◆ **Tarefa proposta**: Reescreva todas as linhas do material abaixo como uma lista JSON de strings, com uma string por linha. Deixe de fora as linhas em branco.

◆ **Material**:
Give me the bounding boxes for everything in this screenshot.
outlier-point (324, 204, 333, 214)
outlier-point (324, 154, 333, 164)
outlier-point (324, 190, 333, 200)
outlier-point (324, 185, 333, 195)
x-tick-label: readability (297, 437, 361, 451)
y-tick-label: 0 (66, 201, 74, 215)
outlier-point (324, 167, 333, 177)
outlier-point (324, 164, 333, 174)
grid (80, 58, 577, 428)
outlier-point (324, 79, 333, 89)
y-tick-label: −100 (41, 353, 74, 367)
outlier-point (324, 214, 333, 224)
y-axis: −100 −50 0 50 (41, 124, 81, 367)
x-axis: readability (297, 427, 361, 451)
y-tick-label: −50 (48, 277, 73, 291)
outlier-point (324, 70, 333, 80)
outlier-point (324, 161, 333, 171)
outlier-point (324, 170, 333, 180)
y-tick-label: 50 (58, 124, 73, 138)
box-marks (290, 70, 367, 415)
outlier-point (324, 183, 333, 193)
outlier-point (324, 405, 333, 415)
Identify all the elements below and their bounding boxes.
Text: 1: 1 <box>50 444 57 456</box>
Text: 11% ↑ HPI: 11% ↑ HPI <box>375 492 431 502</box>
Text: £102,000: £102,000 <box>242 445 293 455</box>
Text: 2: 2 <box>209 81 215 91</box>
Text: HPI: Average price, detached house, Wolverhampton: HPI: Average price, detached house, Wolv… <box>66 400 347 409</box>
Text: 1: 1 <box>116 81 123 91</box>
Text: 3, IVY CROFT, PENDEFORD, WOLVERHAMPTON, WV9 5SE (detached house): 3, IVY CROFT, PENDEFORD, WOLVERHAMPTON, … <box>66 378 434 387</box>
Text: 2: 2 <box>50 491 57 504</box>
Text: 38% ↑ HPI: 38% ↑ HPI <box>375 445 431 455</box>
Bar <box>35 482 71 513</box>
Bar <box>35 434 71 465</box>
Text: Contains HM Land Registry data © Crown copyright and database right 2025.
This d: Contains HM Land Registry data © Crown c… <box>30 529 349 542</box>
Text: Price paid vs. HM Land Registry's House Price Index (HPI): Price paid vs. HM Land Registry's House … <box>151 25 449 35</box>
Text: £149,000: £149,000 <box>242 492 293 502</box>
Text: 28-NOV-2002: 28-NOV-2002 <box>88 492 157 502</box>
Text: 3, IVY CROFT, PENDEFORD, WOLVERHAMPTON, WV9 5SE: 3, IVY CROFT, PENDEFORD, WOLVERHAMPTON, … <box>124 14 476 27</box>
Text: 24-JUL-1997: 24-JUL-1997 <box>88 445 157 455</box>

◆ **Resposta à tarefa**:
[
  "Give me the bounding boxes for everything in this screenshot.",
  "outlier-point (324, 204, 333, 214)",
  "outlier-point (324, 154, 333, 164)",
  "outlier-point (324, 190, 333, 200)",
  "outlier-point (324, 185, 333, 195)",
  "x-tick-label: readability (297, 437, 361, 451)",
  "y-tick-label: 0 (66, 201, 74, 215)",
  "outlier-point (324, 167, 333, 177)",
  "outlier-point (324, 164, 333, 174)",
  "grid (80, 58, 577, 428)",
  "outlier-point (324, 79, 333, 89)",
  "y-tick-label: −100 (41, 353, 74, 367)",
  "outlier-point (324, 214, 333, 224)",
  "y-axis: −100 −50 0 50 (41, 124, 81, 367)",
  "x-axis: readability (297, 427, 361, 451)",
  "y-tick-label: −50 (48, 277, 73, 291)",
  "outlier-point (324, 70, 333, 80)",
  "outlier-point (324, 161, 333, 171)",
  "outlier-point (324, 170, 333, 180)",
  "y-tick-label: 50 (58, 124, 73, 138)",
  "box-marks (290, 70, 367, 415)",
  "outlier-point (324, 183, 333, 193)",
  "outlier-point (324, 405, 333, 415)",
  "Identify all the elements below and their bounding boxes.",
  "Text: 1: 1 <box>50 444 57 456</box>",
  "Text: 11% ↑ HPI: 11% ↑ HPI <box>375 492 431 502</box>",
  "Text: £102,000: £102,000 <box>242 445 293 455</box>",
  "Text: 2: 2 <box>209 81 215 91</box>",
  "Text: HPI: Average price, detached house, Wolverhampton: HPI: Average price, detached house, Wolv… <box>66 400 347 409</box>",
  "Text: 1: 1 <box>116 81 123 91</box>",
  "Text: 3, IVY CROFT, PENDEFORD, WOLVERHAMPTON, WV9 5SE (detached house): 3, IVY CROFT, PENDEFORD, WOLVERHAMPTON, … <box>66 378 434 387</box>",
  "Text: 2: 2 <box>50 491 57 504</box>",
  "Text: 38% ↑ HPI: 38% ↑ HPI <box>375 445 431 455</box>",
  "Bar <box>35 482 71 513</box>",
  "Bar <box>35 434 71 465</box>",
  "Text: Contains HM Land Registry data © Crown copyright and database right 2025.",
  "This d: Contains HM Land Registry data © Crown c… <box>30 529 349 542</box>",
  "Text: Price paid vs. HM Land Registry's House Price Index (HPI): Price paid vs. HM Land Registry's House … <box>151 25 449 35</box>",
  "Text: £149,000: £149,000 <box>242 492 293 502</box>",
  "Text: 28-NOV-2002: 28-NOV-2002 <box>88 492 157 502</box>",
  "Text: 3, IVY CROFT, PENDEFORD, WOLVERHAMPTON, WV9 5SE: 3, IVY CROFT, PENDEFORD, WOLVERHAMPTON, … <box>124 14 476 27</box>",
  "Text: 24-JUL-1997: 24-JUL-1997 <box>88 445 157 455</box>"
]